- _The data_
══════════════════════════════
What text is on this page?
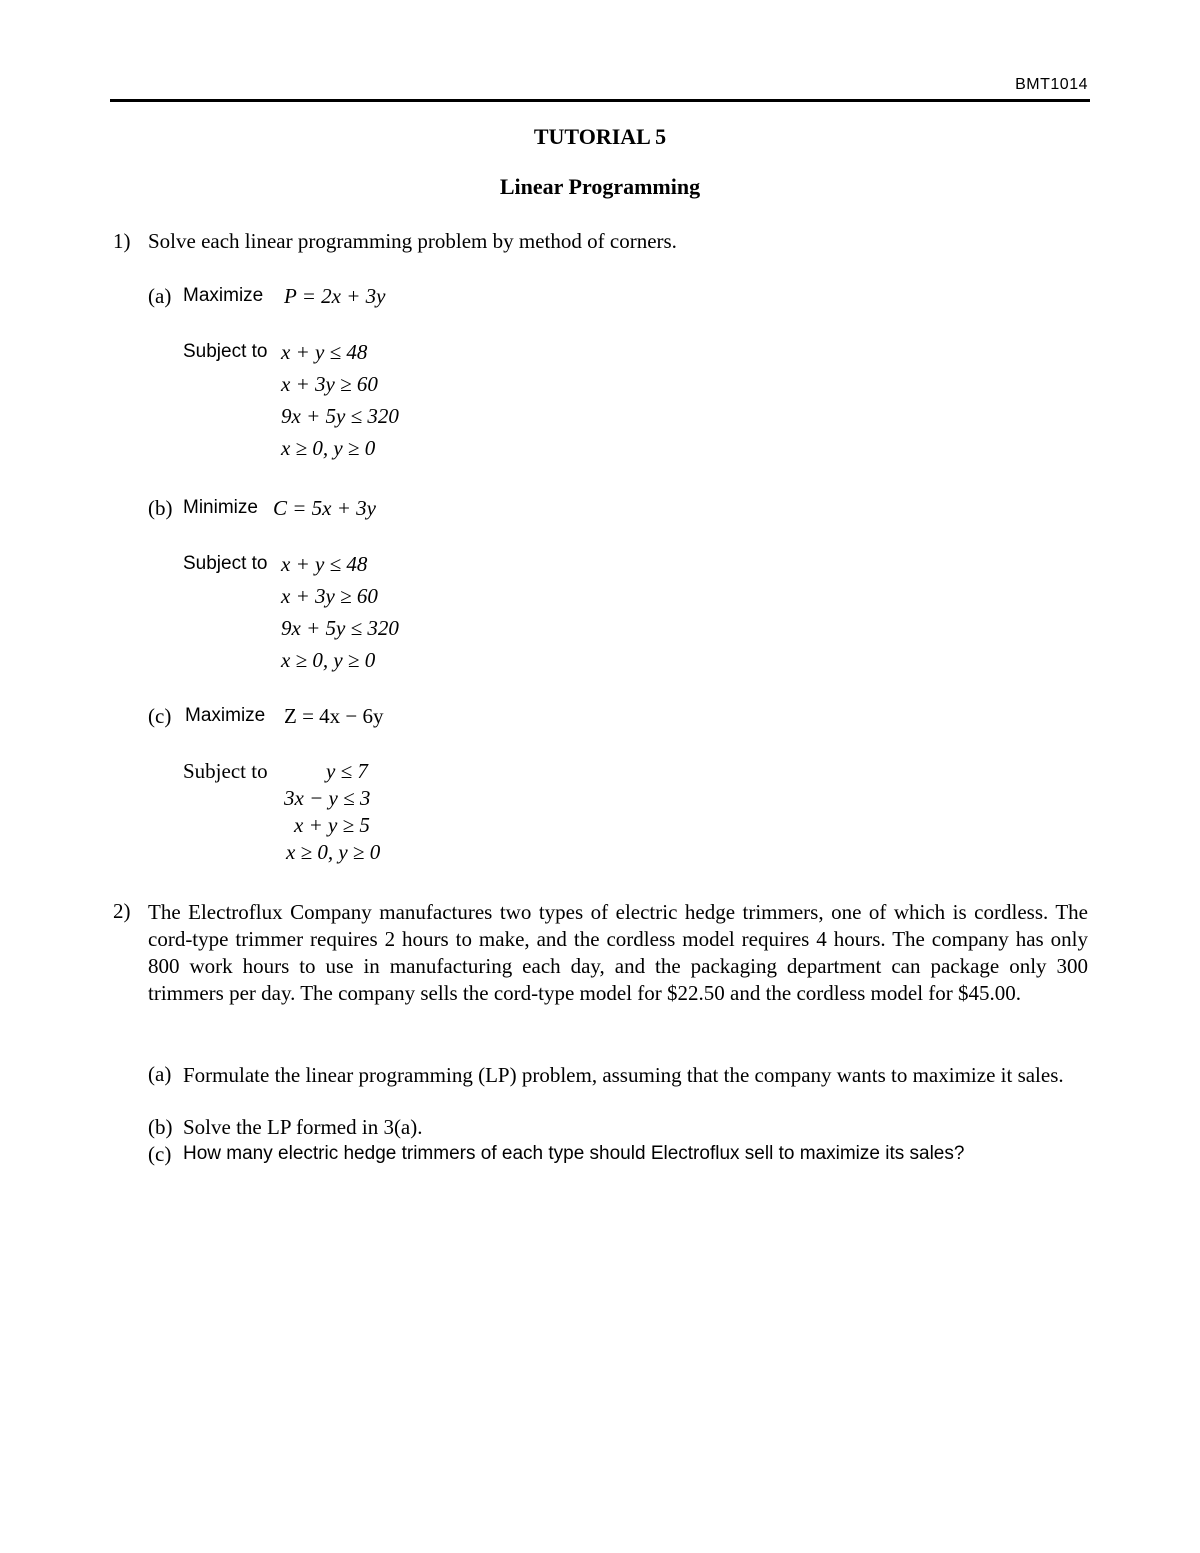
BMT1014
TUTORIAL 5
Linear Programming
1) Solve each linear programming problem by method of corners.
(a) Maximize P = 2x + 3y
Subject to x + y ≤ 48
x + 3y ≥ 60
9x + 5y ≤ 320
x ≥ 0, y ≥ 0
(b) Minimize C = 5x + 3y
Subject to x + y ≤ 48
x + 3y ≥ 60
9x + 5y ≤ 320
x ≥ 0, y ≥ 0
(c) Maximize Z = 4x − 6y
Subject to	y ≤ 7
3x − y ≤ 3
x + y ≥ 5
x ≥ 0, y ≥ 0
2) The Electroflux Company manufactures two types of electric hedge trimmers, one of which is cordless. The cord-type trimmer requires 2 hours to make, and the cordless model requires 4 hours. The company has only 800 work hours to use in manufacturing each day, and the packaging department can package only 300 trimmers per day. The company sells the cord-type model for $22.50 and the cordless model for $45.00.
(a) Formulate the linear programming (LP) problem, assuming that the company wants to maximize it sales.
(b) Solve the LP formed in 3(a).
(c) How many electric hedge trimmers of each type should Electroflux sell to maximize its sales?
══════════════════════════════
- _What is needed_
Copy every record above exactly, leaving out any pictures.

- _Exercise result_
What text is on this page?
BMT1014
TUTORIAL 5
Linear Programming
1) Solve each linear programming problem by method of corners.
(a) Maximize P = 2x + 3y
Subject to x + y ≤ 48
x + 3y ≥ 60
9x + 5y ≤ 320
x ≥ 0, y ≥ 0
(b) Minimize C = 5x + 3y
Subject to x + y ≤ 48
x + 3y ≥ 60
9x + 5y ≤ 320
x ≥ 0, y ≥ 0
(c) Maximize Z = 4x − 6y
Subject to	y ≤ 7
3x − y ≤ 3
x + y ≥ 5
x ≥ 0, y ≥ 0
2) The Electroflux Company manufactures two types of electric hedge trimmers, one of which is cordless. The cord-type trimmer requires 2 hours to make, and the cordless model requires 4 hours. The company has only 800 work hours to use in manufacturing each day, and the packaging department can package only 300 trimmers per day. The company sells the cord-type model for $22.50 and the cordless model for $45.00.
(a) Formulate the linear programming (LP) problem, assuming that the company wants to maximize it sales.
(b) Solve the LP formed in 3(a).
(c) How many electric hedge trimmers of each type should Electroflux sell to maximize its sales?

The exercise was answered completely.